Scan the entries below and extract each line with the word "INWALIDY" in it.
┌─ Data listing
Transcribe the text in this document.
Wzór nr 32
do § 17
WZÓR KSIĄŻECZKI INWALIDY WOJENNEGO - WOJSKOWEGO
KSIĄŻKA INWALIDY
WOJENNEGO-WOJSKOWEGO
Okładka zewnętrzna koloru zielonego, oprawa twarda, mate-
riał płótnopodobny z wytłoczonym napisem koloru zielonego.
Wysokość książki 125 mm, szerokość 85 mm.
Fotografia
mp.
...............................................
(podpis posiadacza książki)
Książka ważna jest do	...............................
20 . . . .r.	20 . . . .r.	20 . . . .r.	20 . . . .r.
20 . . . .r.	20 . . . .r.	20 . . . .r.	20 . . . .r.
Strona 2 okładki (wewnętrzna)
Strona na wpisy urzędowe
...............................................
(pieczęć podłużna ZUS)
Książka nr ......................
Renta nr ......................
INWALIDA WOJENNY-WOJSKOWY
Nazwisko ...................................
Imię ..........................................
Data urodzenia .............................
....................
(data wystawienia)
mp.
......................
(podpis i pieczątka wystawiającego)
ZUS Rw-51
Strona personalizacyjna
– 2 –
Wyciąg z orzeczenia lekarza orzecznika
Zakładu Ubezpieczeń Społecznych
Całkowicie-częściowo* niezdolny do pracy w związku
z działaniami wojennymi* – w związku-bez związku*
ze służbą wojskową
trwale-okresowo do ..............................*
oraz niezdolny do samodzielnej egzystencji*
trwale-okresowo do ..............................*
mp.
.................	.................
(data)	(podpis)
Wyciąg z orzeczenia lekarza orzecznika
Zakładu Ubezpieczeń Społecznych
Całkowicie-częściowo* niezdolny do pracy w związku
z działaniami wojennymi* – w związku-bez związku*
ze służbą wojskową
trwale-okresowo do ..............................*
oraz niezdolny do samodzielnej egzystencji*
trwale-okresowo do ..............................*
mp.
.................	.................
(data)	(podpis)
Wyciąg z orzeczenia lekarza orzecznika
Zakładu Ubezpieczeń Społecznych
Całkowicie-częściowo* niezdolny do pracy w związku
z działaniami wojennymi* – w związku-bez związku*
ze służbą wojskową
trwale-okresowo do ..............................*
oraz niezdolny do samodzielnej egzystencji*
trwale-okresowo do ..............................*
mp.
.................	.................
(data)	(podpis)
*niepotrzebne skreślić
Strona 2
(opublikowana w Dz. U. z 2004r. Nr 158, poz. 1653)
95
└─
> Expected answer
WZÓR KSIĄŻECZKI INWALIDY WOJENNEGO - WOJSKOWEGO
KSIĄŻKA INWALIDY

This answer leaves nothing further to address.